- **Brief**:
In the material below, list every line carrying the string "text".
--- start Provided entries ---
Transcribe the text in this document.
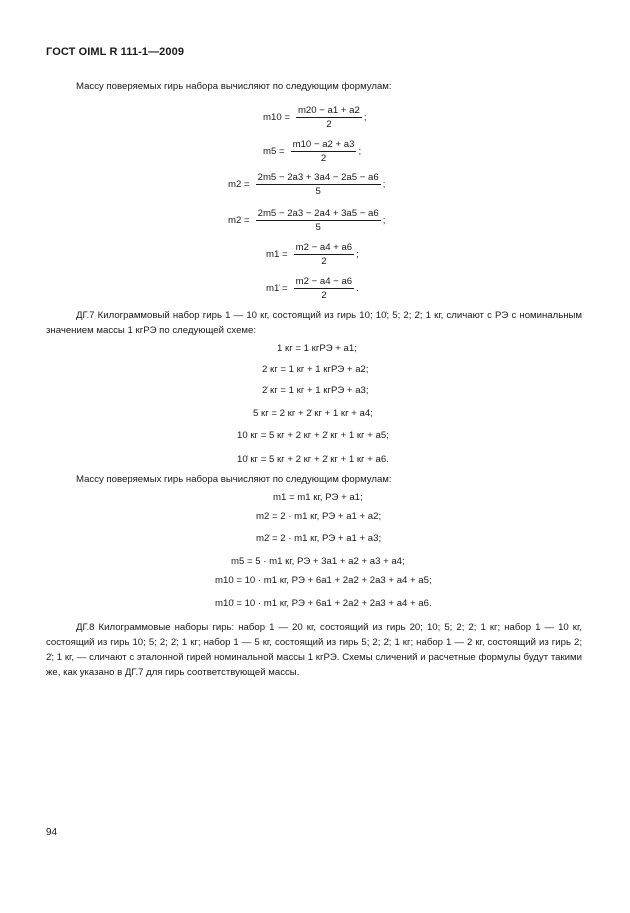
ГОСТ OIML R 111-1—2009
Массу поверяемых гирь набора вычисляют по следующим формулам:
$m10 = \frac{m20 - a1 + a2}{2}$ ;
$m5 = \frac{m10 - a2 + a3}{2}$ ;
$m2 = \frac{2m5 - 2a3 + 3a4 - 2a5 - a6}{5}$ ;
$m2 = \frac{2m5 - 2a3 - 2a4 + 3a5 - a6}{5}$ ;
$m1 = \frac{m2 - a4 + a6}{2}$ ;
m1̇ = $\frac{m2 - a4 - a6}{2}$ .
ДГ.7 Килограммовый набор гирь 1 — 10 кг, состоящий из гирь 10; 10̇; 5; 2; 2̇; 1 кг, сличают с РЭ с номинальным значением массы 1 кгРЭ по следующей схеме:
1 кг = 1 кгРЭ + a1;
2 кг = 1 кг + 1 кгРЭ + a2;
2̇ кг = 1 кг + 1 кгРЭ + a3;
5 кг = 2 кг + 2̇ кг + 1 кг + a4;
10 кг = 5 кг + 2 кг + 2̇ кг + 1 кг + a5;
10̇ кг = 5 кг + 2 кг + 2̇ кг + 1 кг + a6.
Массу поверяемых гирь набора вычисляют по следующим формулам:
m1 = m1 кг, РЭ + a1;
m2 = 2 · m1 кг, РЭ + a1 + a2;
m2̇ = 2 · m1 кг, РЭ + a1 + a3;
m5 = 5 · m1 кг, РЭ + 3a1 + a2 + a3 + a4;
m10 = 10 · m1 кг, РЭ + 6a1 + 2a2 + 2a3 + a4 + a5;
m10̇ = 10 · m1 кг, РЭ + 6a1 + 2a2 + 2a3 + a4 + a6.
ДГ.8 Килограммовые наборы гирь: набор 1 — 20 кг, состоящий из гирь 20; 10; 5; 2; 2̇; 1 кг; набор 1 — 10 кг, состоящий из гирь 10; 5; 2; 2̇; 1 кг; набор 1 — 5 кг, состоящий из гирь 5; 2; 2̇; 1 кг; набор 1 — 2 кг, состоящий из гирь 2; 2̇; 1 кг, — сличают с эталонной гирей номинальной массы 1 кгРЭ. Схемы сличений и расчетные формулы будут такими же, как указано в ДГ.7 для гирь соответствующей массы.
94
--- end Provided entries ---
--- start Provided entries ---
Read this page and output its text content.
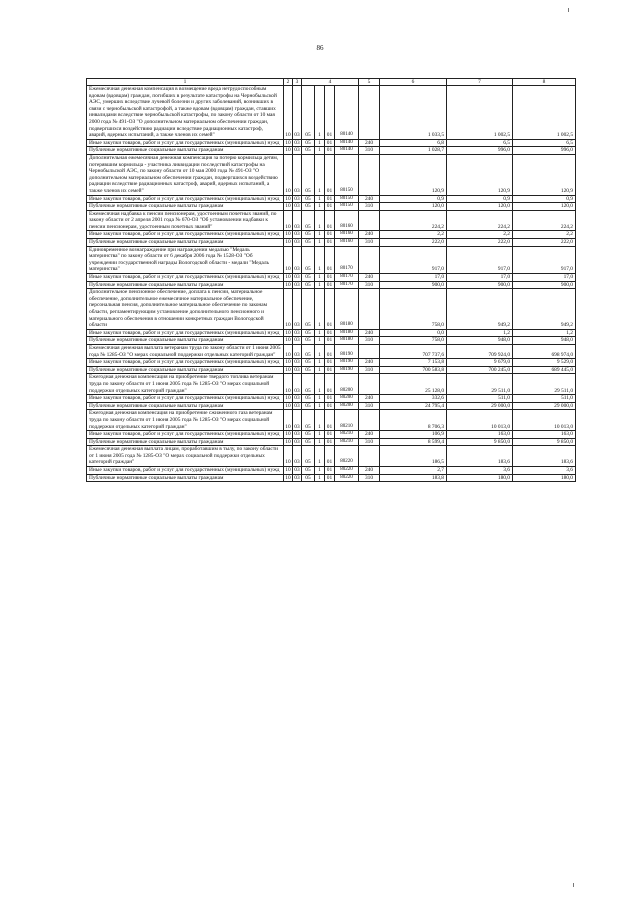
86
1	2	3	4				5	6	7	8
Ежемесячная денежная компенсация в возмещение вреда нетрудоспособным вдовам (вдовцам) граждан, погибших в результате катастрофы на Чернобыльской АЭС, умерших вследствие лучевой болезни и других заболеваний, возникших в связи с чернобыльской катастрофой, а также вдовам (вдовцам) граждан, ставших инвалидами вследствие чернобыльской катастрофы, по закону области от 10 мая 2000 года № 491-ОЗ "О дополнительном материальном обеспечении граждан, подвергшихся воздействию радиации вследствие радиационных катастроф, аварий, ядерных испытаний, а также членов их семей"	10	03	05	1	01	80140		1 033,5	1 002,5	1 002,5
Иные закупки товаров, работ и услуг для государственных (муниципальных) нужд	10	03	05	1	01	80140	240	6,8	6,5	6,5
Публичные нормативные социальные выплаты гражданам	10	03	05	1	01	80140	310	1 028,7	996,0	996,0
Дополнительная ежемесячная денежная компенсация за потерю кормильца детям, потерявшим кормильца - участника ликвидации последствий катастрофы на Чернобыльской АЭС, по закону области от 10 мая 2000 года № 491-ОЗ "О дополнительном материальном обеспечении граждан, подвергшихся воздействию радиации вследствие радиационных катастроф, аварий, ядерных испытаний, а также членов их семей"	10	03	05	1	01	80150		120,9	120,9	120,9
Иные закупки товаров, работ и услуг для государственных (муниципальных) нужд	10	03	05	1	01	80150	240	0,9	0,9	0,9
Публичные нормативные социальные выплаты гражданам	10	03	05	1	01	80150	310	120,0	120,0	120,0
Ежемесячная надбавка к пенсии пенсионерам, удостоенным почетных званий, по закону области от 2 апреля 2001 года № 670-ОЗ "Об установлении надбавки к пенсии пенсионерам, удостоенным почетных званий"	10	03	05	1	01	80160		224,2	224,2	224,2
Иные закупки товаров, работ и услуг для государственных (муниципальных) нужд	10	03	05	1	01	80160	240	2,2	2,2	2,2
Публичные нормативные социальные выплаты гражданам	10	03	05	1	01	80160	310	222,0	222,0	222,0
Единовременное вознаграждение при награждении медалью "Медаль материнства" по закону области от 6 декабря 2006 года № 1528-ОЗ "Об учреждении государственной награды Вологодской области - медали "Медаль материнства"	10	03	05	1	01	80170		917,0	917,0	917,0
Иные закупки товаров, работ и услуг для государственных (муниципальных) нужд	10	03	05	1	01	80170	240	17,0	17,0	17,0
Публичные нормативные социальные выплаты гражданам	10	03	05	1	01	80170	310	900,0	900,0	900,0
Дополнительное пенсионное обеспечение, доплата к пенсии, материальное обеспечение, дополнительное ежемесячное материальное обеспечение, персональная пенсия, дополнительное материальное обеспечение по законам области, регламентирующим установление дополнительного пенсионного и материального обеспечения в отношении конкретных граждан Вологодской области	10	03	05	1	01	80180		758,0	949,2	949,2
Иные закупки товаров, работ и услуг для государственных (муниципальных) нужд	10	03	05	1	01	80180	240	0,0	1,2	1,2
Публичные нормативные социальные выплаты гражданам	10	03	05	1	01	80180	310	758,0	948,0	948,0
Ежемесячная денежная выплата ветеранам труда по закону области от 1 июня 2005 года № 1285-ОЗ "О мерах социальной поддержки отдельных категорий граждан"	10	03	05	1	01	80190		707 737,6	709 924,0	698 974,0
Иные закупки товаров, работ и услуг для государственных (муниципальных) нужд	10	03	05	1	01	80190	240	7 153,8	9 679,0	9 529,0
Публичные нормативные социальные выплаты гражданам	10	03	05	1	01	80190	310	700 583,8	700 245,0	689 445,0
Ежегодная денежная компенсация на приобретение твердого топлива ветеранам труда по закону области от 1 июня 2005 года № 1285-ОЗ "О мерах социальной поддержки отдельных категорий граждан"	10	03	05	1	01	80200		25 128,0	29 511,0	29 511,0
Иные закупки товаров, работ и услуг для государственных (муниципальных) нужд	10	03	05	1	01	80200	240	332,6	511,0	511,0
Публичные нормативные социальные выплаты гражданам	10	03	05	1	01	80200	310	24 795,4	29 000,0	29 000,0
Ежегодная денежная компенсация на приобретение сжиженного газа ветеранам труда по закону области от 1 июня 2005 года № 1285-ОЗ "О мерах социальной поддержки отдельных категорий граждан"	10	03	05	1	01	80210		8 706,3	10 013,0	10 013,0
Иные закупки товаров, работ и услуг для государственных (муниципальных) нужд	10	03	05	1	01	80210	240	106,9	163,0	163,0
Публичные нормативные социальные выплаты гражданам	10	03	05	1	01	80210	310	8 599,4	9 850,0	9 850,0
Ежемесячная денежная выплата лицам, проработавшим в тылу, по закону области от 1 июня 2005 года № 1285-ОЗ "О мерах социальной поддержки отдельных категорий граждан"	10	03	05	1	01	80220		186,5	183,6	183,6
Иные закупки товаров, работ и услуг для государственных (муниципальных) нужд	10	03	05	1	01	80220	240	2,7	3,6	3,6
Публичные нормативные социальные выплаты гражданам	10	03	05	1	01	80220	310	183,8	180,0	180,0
--- end Provided entries ---
--- start Provided entries ---
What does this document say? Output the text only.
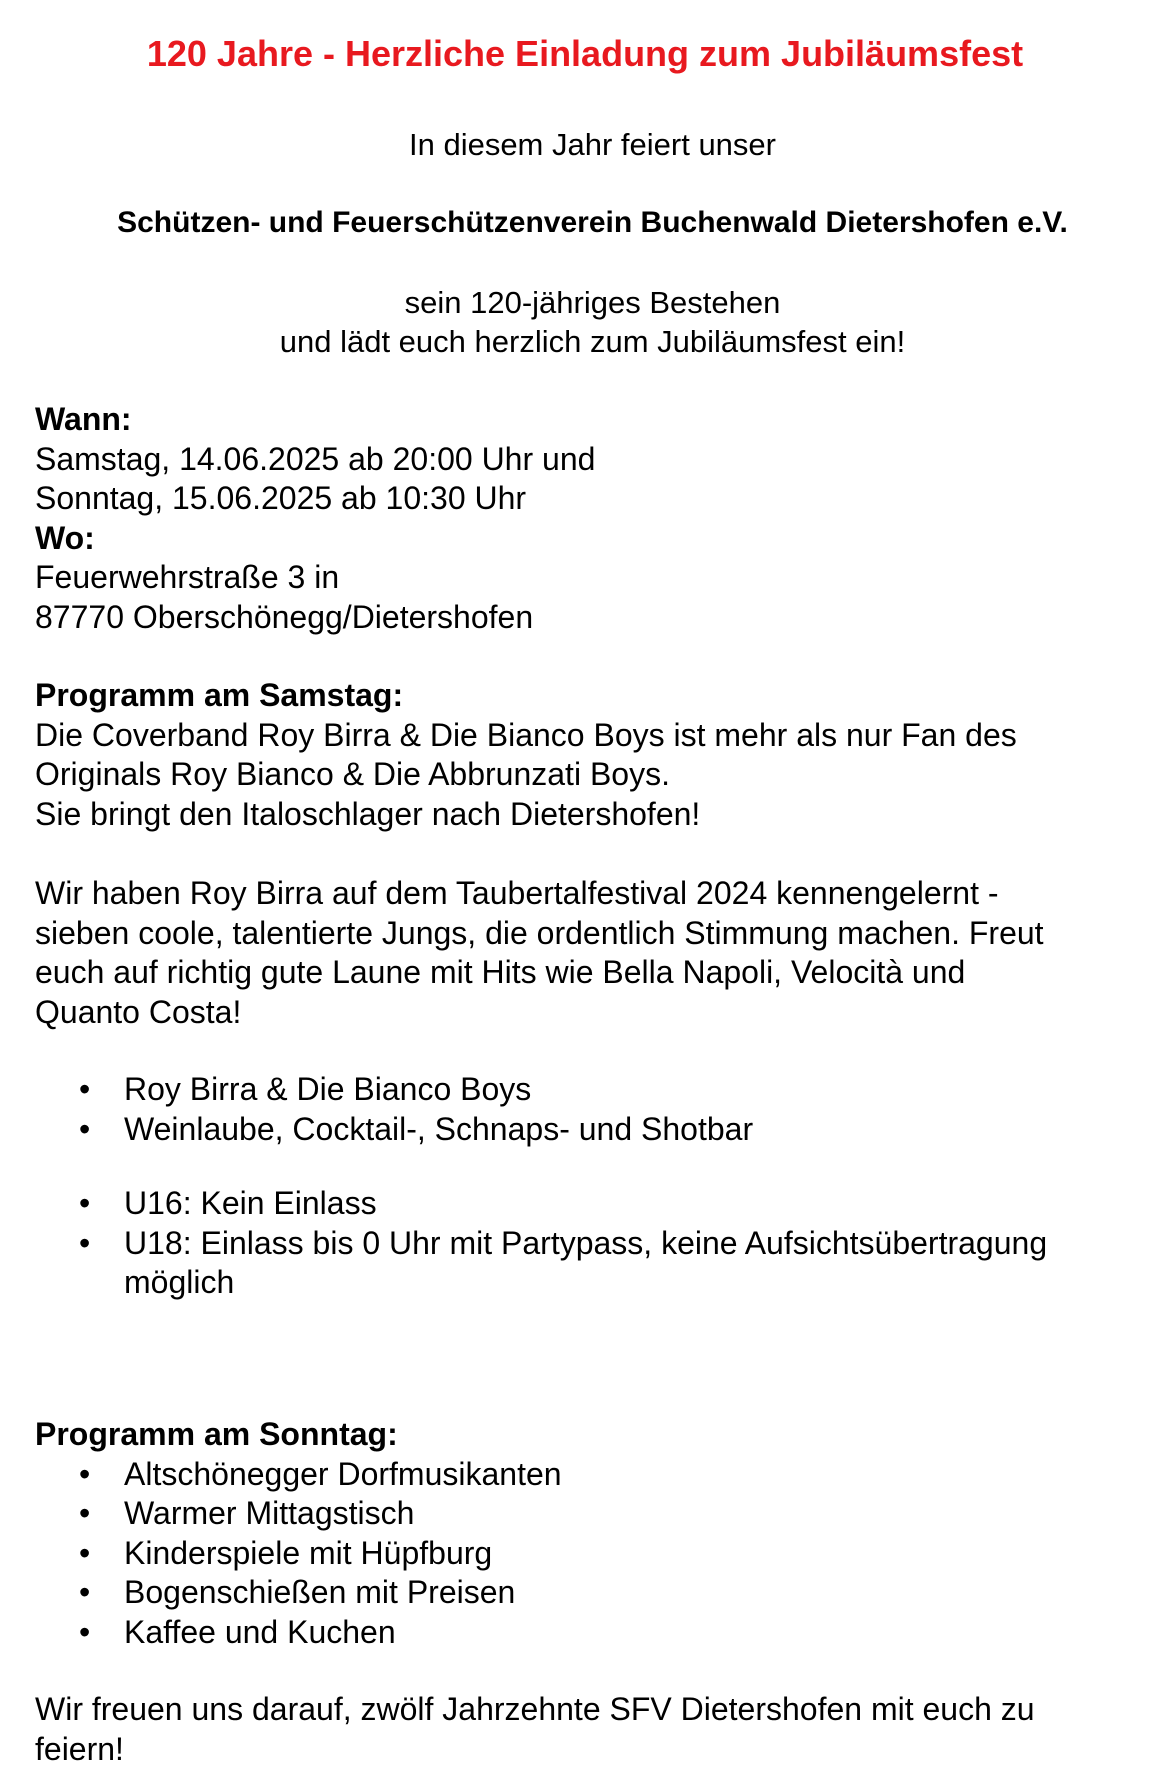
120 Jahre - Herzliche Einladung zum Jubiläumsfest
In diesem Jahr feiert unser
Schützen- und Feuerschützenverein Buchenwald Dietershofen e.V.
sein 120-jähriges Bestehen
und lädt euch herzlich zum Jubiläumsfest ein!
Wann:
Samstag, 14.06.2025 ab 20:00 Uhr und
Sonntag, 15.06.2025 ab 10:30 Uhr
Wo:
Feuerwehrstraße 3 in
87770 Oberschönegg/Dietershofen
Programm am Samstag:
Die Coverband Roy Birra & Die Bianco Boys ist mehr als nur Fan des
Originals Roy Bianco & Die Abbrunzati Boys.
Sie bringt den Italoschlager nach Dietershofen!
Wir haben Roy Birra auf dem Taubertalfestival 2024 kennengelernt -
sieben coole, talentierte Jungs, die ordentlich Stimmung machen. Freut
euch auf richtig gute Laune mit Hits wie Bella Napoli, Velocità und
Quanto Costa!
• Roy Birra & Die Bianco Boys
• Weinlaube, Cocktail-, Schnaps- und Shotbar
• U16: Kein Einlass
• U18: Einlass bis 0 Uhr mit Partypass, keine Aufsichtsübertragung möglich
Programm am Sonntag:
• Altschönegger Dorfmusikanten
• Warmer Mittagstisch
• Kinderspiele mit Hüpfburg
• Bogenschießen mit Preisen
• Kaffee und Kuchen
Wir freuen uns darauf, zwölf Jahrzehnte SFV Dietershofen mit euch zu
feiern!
--- end Provided entries ---
- **Expected answer**:
Transcribe the text in this document.
Read this page and output its text content.
What does this document say? Output the text only.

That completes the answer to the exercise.